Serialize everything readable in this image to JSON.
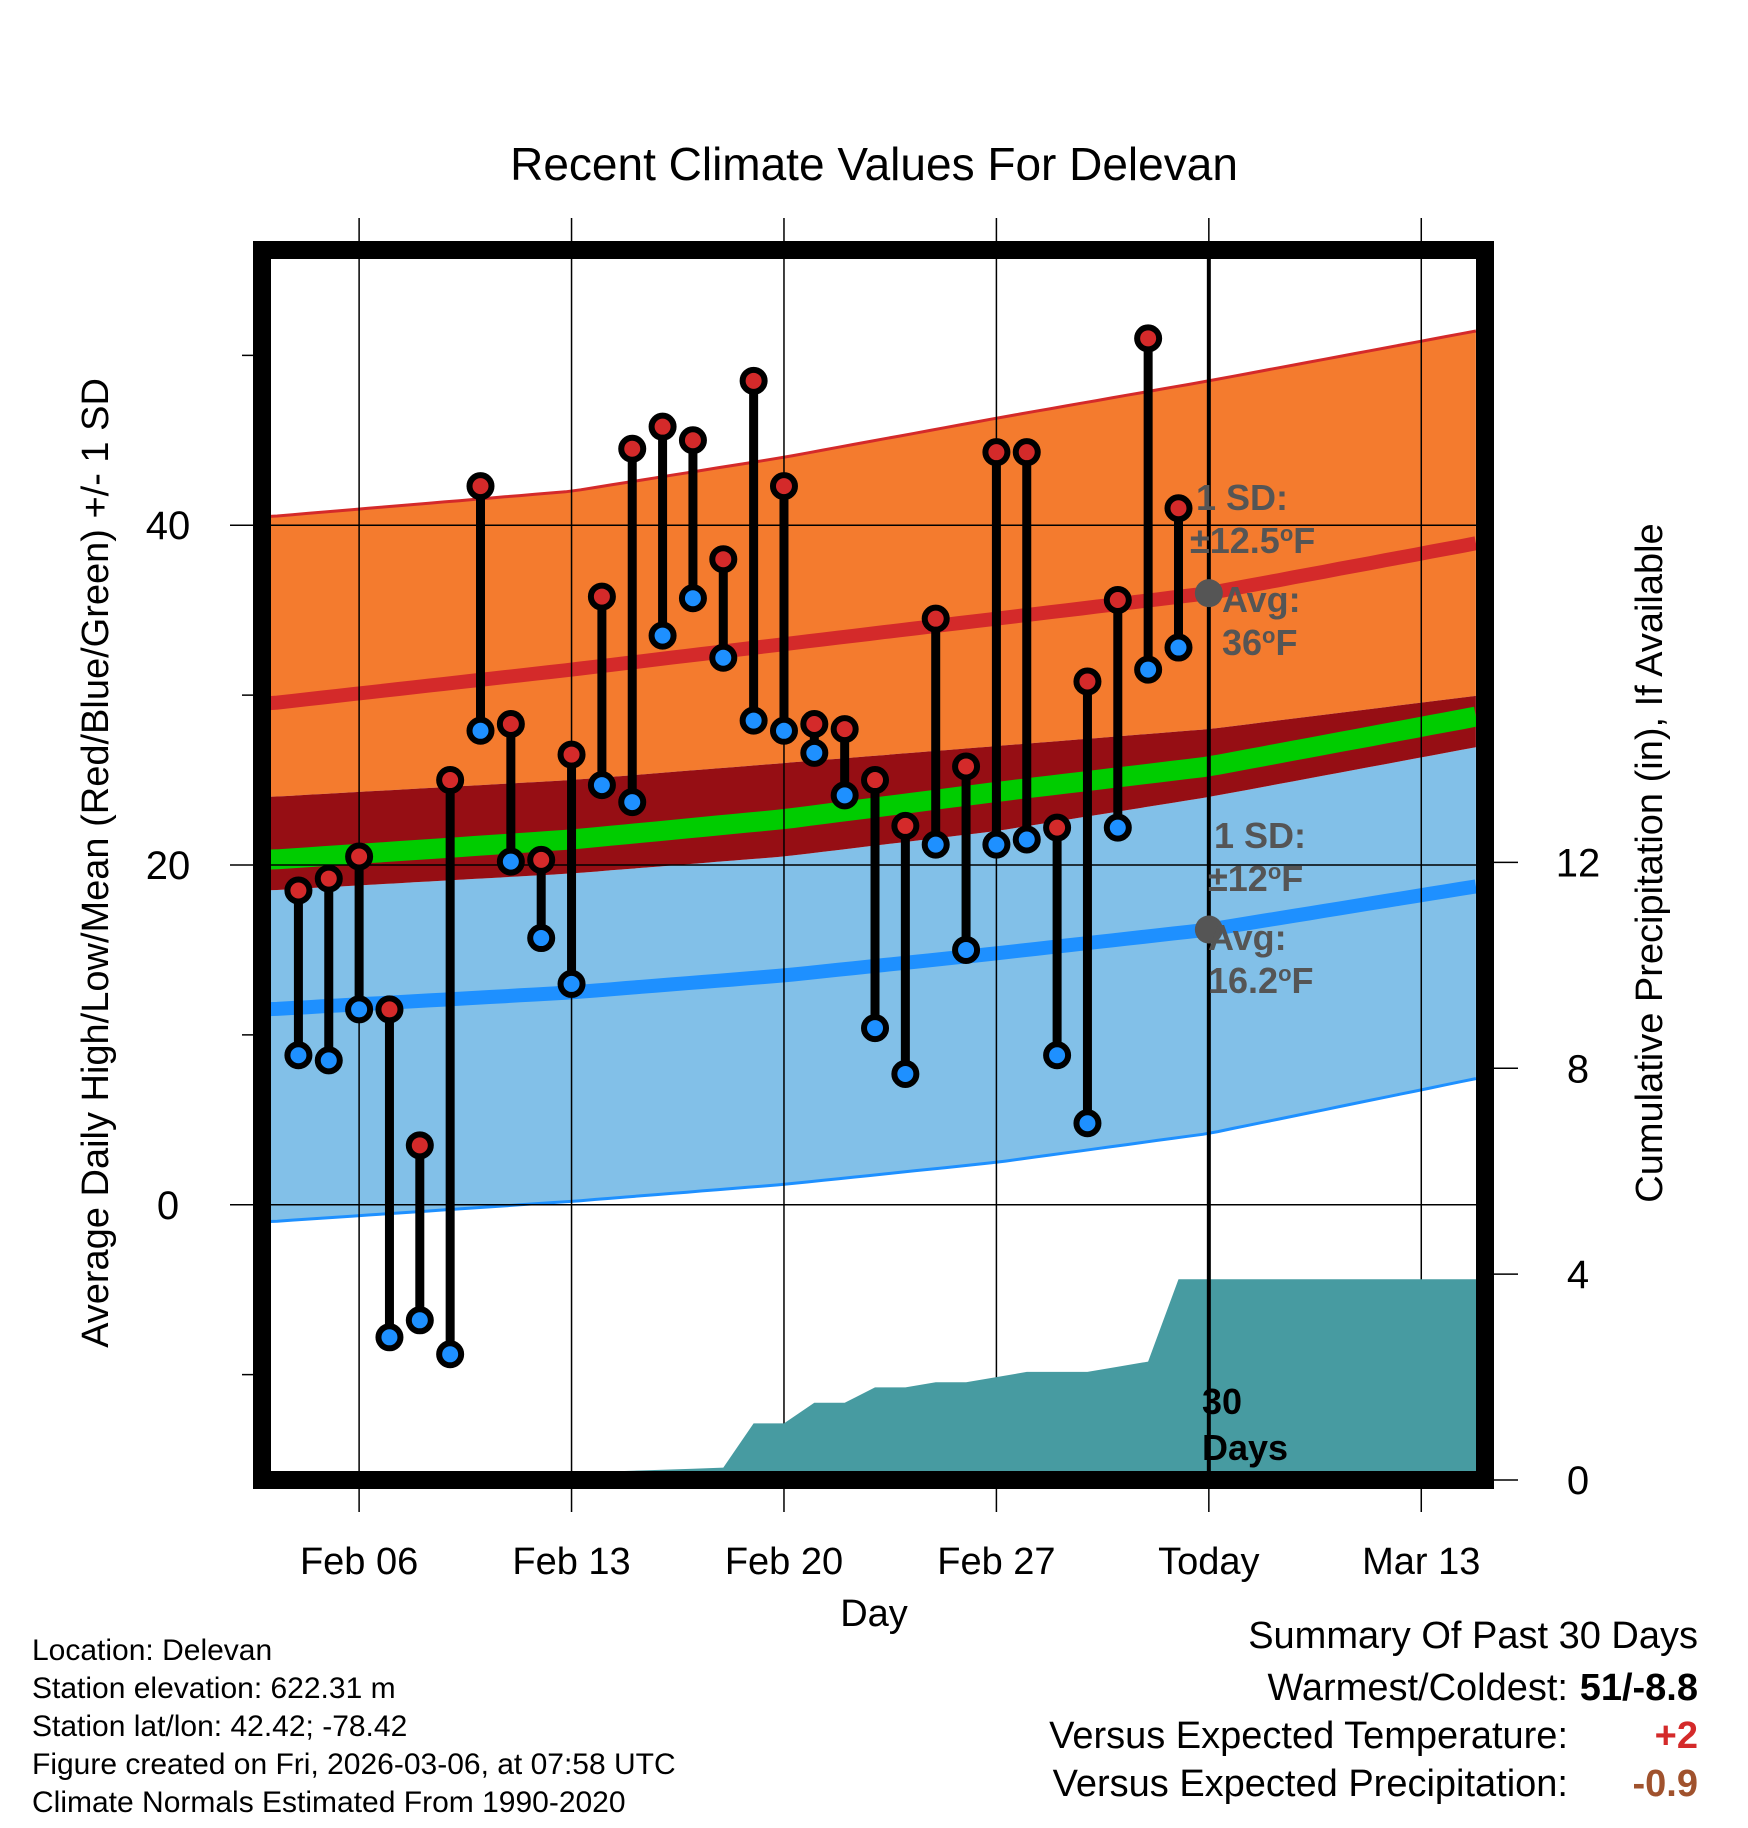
{
  "chart_data": {
    "type": "line",
    "title": "Recent Climate Values For Delevan",
    "xlabel": "Day",
    "ylabel_left": "Average Daily High/Low/Mean (Red/Blue/Green) +/- 1 SD",
    "ylabel_right": "Cumulative Precipitation (in), If Available",
    "x_tick_labels": [
      "Feb 06",
      "Feb 13",
      "Feb 20",
      "Feb 27",
      "Today",
      "Mar 13"
    ],
    "x_tick_days": [
      6,
      13,
      20,
      27,
      34,
      41
    ],
    "xlim": [
      2.8,
      43.1
    ],
    "today_day": 34,
    "y_left_ticks": [
      "0",
      "20",
      "40"
    ],
    "y_left_values": [
      0,
      20,
      40
    ],
    "ylim_left": [
      -16.2,
      56.2
    ],
    "y_right_ticks": [
      "0",
      "4",
      "8",
      "12"
    ],
    "y_right_values": [
      0,
      4,
      8,
      12
    ],
    "ylim_right": [
      0,
      23.9
    ],
    "normal_high": {
      "mean": [
        [
          3,
          29.5
        ],
        [
          13,
          31.5
        ],
        [
          20,
          33.0
        ],
        [
          27,
          34.5
        ],
        [
          34,
          36.0
        ],
        [
          43,
          39.0
        ]
      ],
      "upper": [
        [
          3,
          40.5
        ],
        [
          13,
          42.0
        ],
        [
          20,
          44.0
        ],
        [
          27,
          46.3
        ],
        [
          34,
          48.5
        ],
        [
          43,
          51.5
        ]
      ],
      "lower": [
        [
          3,
          24.0
        ],
        [
          13,
          25.0
        ],
        [
          20,
          26.0
        ],
        [
          27,
          27.0
        ],
        [
          34,
          28.0
        ],
        [
          43,
          30.0
        ]
      ]
    },
    "normal_low": {
      "mean": [
        [
          3,
          11.5
        ],
        [
          13,
          12.5
        ],
        [
          20,
          13.5
        ],
        [
          27,
          14.8
        ],
        [
          34,
          16.2
        ],
        [
          43,
          18.8
        ]
      ],
      "upper": [
        [
          3,
          18.5
        ],
        [
          13,
          19.5
        ],
        [
          20,
          20.5
        ],
        [
          27,
          22.0
        ],
        [
          34,
          24.0
        ],
        [
          43,
          27.0
        ]
      ],
      "lower": [
        [
          3,
          -1.0
        ],
        [
          13,
          0.2
        ],
        [
          20,
          1.2
        ],
        [
          27,
          2.5
        ],
        [
          34,
          4.2
        ],
        [
          43,
          7.5
        ]
      ]
    },
    "normal_mean": {
      "mean": [
        [
          3,
          20.3
        ],
        [
          13,
          21.5
        ],
        [
          20,
          22.7
        ],
        [
          27,
          24.3
        ],
        [
          34,
          25.8
        ],
        [
          43,
          28.8
        ]
      ],
      "upper": [
        [
          3,
          24.0
        ],
        [
          13,
          25.0
        ],
        [
          20,
          26.0
        ],
        [
          27,
          27.0
        ],
        [
          34,
          28.0
        ],
        [
          43,
          30.0
        ]
      ],
      "lower": [
        [
          3,
          18.5
        ],
        [
          13,
          19.5
        ],
        [
          20,
          20.5
        ],
        [
          27,
          22.0
        ],
        [
          34,
          24.0
        ],
        [
          43,
          27.0
        ]
      ]
    },
    "series": [
      {
        "name": "Daily High",
        "color": "#d42a2a",
        "days": [
          4,
          5,
          6,
          7,
          8,
          9,
          10,
          11,
          12,
          13,
          14,
          15,
          16,
          17,
          18,
          19,
          20,
          21,
          22,
          23,
          24,
          25,
          26,
          27,
          28,
          29,
          30,
          31,
          32,
          33
        ],
        "values": [
          18.5,
          19.2,
          20.5,
          11.5,
          3.5,
          25.0,
          42.3,
          28.3,
          20.3,
          26.5,
          35.8,
          44.5,
          45.8,
          45.0,
          38.0,
          48.5,
          42.3,
          28.3,
          28.0,
          25.0,
          22.3,
          34.5,
          25.8,
          44.3,
          44.3,
          22.2,
          30.8,
          35.6,
          51.0,
          41.0
        ]
      },
      {
        "name": "Daily Low",
        "color": "#1e90ff",
        "days": [
          4,
          5,
          6,
          7,
          8,
          9,
          10,
          11,
          12,
          13,
          14,
          15,
          16,
          17,
          18,
          19,
          20,
          21,
          22,
          23,
          24,
          25,
          26,
          27,
          28,
          29,
          30,
          31,
          32,
          33
        ],
        "values": [
          8.8,
          8.5,
          11.5,
          -7.8,
          -6.8,
          -8.8,
          27.9,
          20.2,
          15.7,
          13.0,
          24.7,
          23.7,
          33.5,
          35.7,
          32.2,
          28.5,
          27.9,
          26.6,
          24.1,
          10.4,
          7.7,
          21.2,
          15.0,
          21.2,
          21.5,
          8.8,
          4.8,
          22.2,
          31.5,
          32.8
        ]
      }
    ],
    "precipitation": {
      "name": "Cumulative Precipitation",
      "days": [
        3,
        9.5,
        10,
        11,
        12,
        13,
        14,
        15,
        16,
        17,
        18,
        19,
        20,
        21,
        22,
        23,
        24,
        25,
        26,
        27,
        28,
        29,
        30,
        31,
        32,
        33,
        34,
        43.1
      ],
      "values": [
        0,
        0,
        0.05,
        0.1,
        0.12,
        0.14,
        0.16,
        0.18,
        0.2,
        0.22,
        0.24,
        1.1,
        1.1,
        1.5,
        1.5,
        1.8,
        1.8,
        1.9,
        1.9,
        2.0,
        2.1,
        2.1,
        2.1,
        2.2,
        2.3,
        3.9,
        3.9,
        3.9
      ]
    },
    "annotations": {
      "high_sd_label": "1 SD:",
      "high_sd_value": "±12.5",
      "high_avg_label": "Avg:",
      "high_avg_value": "36",
      "high_avg_temp": 36.0,
      "low_sd_label": "1 SD:",
      "low_sd_value": "±12",
      "low_avg_label": "Avg:",
      "low_avg_value": "16.2",
      "low_avg_temp": 16.2,
      "degree_mark": "o",
      "unit": "F",
      "days_label_line1": "30",
      "days_label_line2": "Days"
    },
    "colors": {
      "high_band": "#f47b2e",
      "high_line": "#d42a2a",
      "low_band": "#82c0e8",
      "low_line": "#1e90ff",
      "mean_band": "#960e14",
      "mean_line": "#00cc00",
      "precip_fill": "#479ba1",
      "annotation_text": "#555555",
      "avg_marker": "#555555"
    }
  },
  "footer": {
    "location": "Location: Delevan",
    "elevation": "Station elevation: 622.31 m",
    "latlon": "Station lat/lon: 42.42; -78.42",
    "created": "Figure created on Fri, 2026-03-06, at 07:58 UTC",
    "normals": "Climate Normals Estimated From 1990-2020"
  },
  "summary": {
    "title": "Summary Of Past 30 Days",
    "warm_cold_label": "Warmest/Coldest:",
    "warm_cold_value": "51/-8.8",
    "temp_label": "Versus Expected Temperature:",
    "temp_value": "+2",
    "temp_color": "#d42a2a",
    "precip_label": "Versus Expected Precipitation:",
    "precip_value": "-0.9",
    "precip_color": "#a0522d"
  }
}
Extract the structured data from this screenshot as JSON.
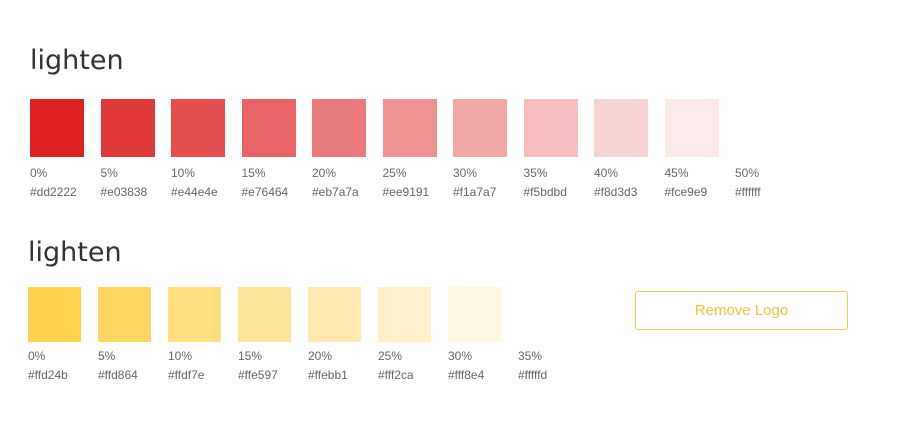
{
  "sections": [
    {
      "title": "lighten",
      "swatches": [
        {
          "percent": "0%",
          "hex": "#dd2222"
        },
        {
          "percent": "5%",
          "hex": "#e03838"
        },
        {
          "percent": "10%",
          "hex": "#e44e4e"
        },
        {
          "percent": "15%",
          "hex": "#e76464"
        },
        {
          "percent": "20%",
          "hex": "#eb7a7a"
        },
        {
          "percent": "25%",
          "hex": "#ee9191"
        },
        {
          "percent": "30%",
          "hex": "#f1a7a7"
        },
        {
          "percent": "35%",
          "hex": "#f5bdbd"
        },
        {
          "percent": "40%",
          "hex": "#f8d3d3"
        },
        {
          "percent": "45%",
          "hex": "#fce9e9"
        },
        {
          "percent": "50%",
          "hex": "#ffffff"
        }
      ]
    },
    {
      "title": "lighten",
      "swatches": [
        {
          "percent": "0%",
          "hex": "#ffd24b"
        },
        {
          "percent": "5%",
          "hex": "#ffd864"
        },
        {
          "percent": "10%",
          "hex": "#ffdf7e"
        },
        {
          "percent": "15%",
          "hex": "#ffe597"
        },
        {
          "percent": "20%",
          "hex": "#ffebb1"
        },
        {
          "percent": "25%",
          "hex": "#fff2ca"
        },
        {
          "percent": "30%",
          "hex": "#fff8e4"
        },
        {
          "percent": "35%",
          "hex": "#fffffd"
        }
      ]
    }
  ],
  "button": {
    "label": "Remove Logo"
  }
}
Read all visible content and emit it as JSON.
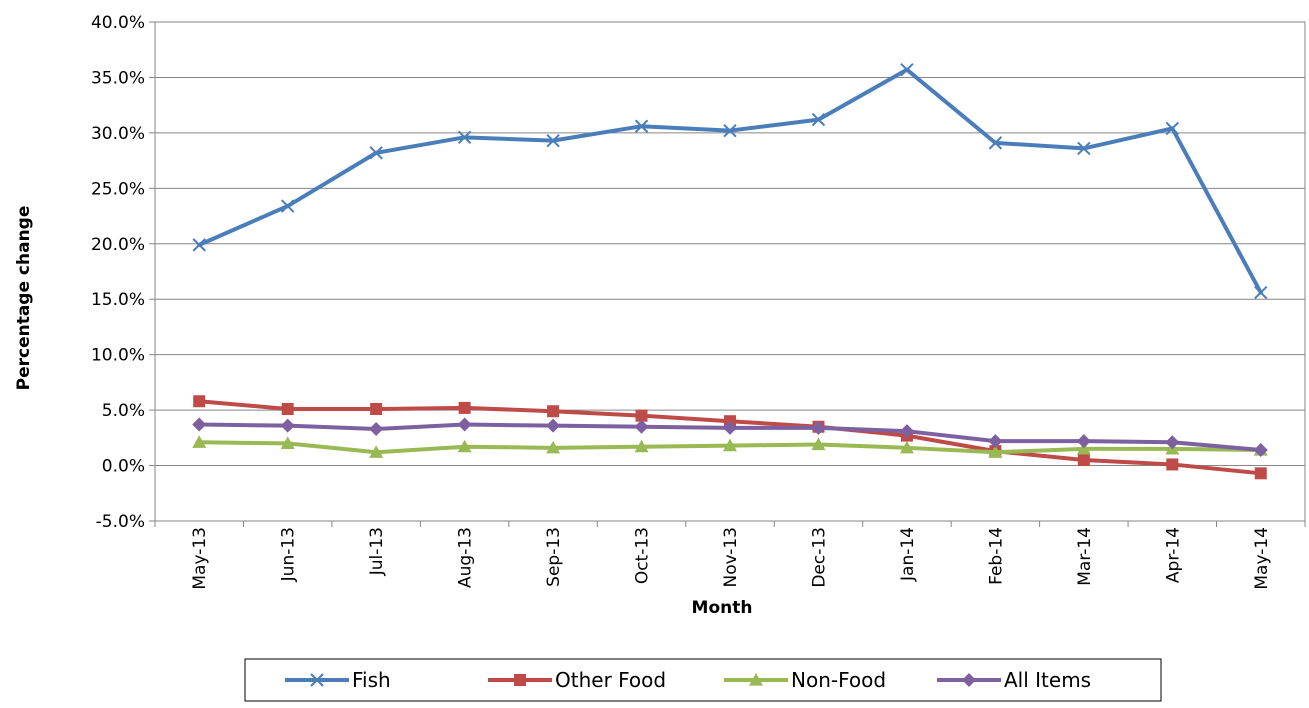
{
  "chart_data": {
    "type": "line",
    "title": "",
    "xlabel": "Month",
    "ylabel": "Percentage change",
    "ylim": [
      -5.0,
      40.0
    ],
    "yticks": [
      -5.0,
      0.0,
      5.0,
      10.0,
      15.0,
      20.0,
      25.0,
      30.0,
      35.0,
      40.0
    ],
    "y_format": "percent_one_decimal",
    "grid": "horizontal",
    "legend_position": "bottom",
    "categories": [
      "May-13",
      "Jun-13",
      "Jul-13",
      "Aug-13",
      "Sep-13",
      "Oct-13",
      "Nov-13",
      "Dec-13",
      "Jan-14",
      "Feb-14",
      "Mar-14",
      "Apr-14",
      "May-14"
    ],
    "series": [
      {
        "name": "Fish",
        "color": "#4a7ebb",
        "marker": "x",
        "values": [
          19.9,
          23.4,
          28.2,
          29.6,
          29.3,
          30.6,
          30.2,
          31.2,
          35.7,
          29.1,
          28.6,
          30.4,
          15.6
        ]
      },
      {
        "name": "Other Food",
        "color": "#be4b48",
        "marker": "square",
        "values": [
          5.8,
          5.1,
          5.1,
          5.2,
          4.9,
          4.5,
          4.0,
          3.5,
          2.7,
          1.3,
          0.5,
          0.1,
          -0.7
        ]
      },
      {
        "name": "Non-Food",
        "color": "#98b954",
        "marker": "triangle",
        "values": [
          2.1,
          2.0,
          1.2,
          1.7,
          1.6,
          1.7,
          1.8,
          1.9,
          1.6,
          1.2,
          1.5,
          1.5,
          1.4
        ]
      },
      {
        "name": "All Items",
        "color": "#7d60a0",
        "marker": "diamond",
        "values": [
          3.7,
          3.6,
          3.3,
          3.7,
          3.6,
          3.5,
          3.4,
          3.4,
          3.1,
          2.2,
          2.2,
          2.1,
          1.4
        ]
      }
    ]
  }
}
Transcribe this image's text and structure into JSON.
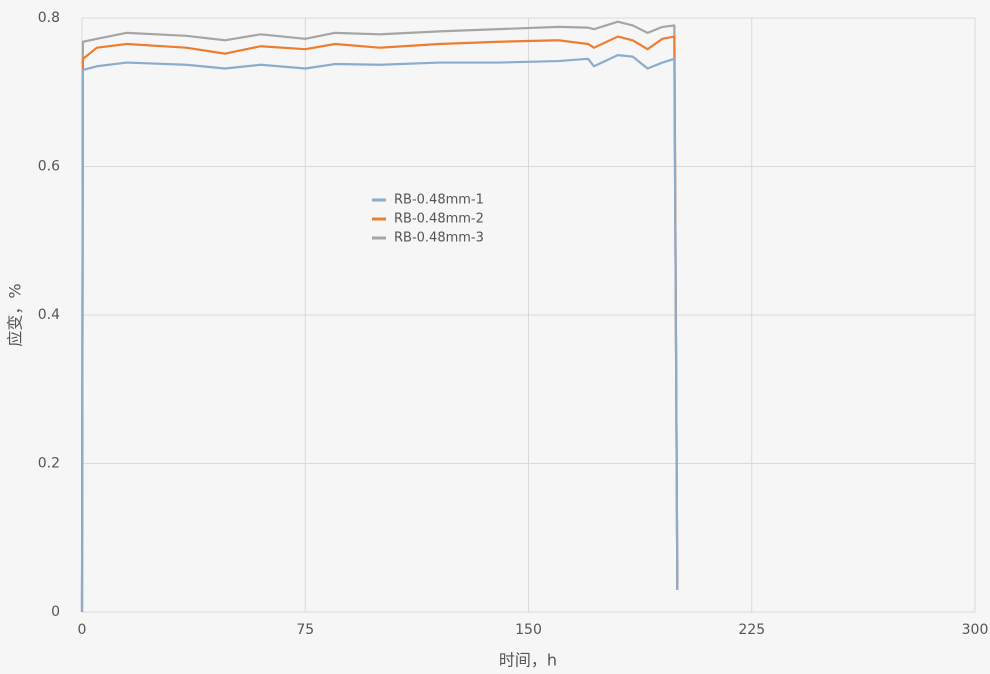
{
  "chart_data": {
    "type": "line",
    "xlabel": "时间，h",
    "ylabel": "应变，%",
    "x": [
      0,
      0.3,
      5,
      15,
      35,
      48,
      60,
      75,
      85,
      100,
      120,
      140,
      160,
      170,
      172,
      180,
      185,
      190,
      195,
      199,
      200
    ],
    "series": [
      {
        "name": "RB-0.48mm-1",
        "color": "#8aaccd",
        "values": [
          0,
          0.73,
          0.735,
          0.74,
          0.737,
          0.732,
          0.737,
          0.732,
          0.738,
          0.737,
          0.74,
          0.74,
          0.742,
          0.745,
          0.735,
          0.75,
          0.748,
          0.732,
          0.74,
          0.745,
          0.03
        ]
      },
      {
        "name": "RB-0.48mm-2",
        "color": "#ed7d31",
        "values": [
          0,
          0.745,
          0.76,
          0.765,
          0.76,
          0.752,
          0.762,
          0.758,
          0.765,
          0.76,
          0.765,
          0.768,
          0.77,
          0.765,
          0.76,
          0.775,
          0.77,
          0.758,
          0.772,
          0.775,
          0.03
        ]
      },
      {
        "name": "RB-0.48mm-3",
        "color": "#a5a5a5",
        "values": [
          0,
          0.768,
          0.772,
          0.78,
          0.776,
          0.77,
          0.778,
          0.772,
          0.78,
          0.778,
          0.782,
          0.785,
          0.788,
          0.787,
          0.785,
          0.795,
          0.79,
          0.78,
          0.788,
          0.79,
          0.03
        ]
      }
    ],
    "xlim": [
      0,
      300
    ],
    "xticks": [
      0,
      75,
      150,
      225,
      300
    ],
    "ylim": [
      0,
      0.8
    ],
    "yticks": [
      0,
      0.2,
      0.4,
      0.6,
      0.8
    ],
    "grid": true
  }
}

To be done: Only the number is wanted: how many lines in the preceding entries hold the string "Delevan"?

Task output: 2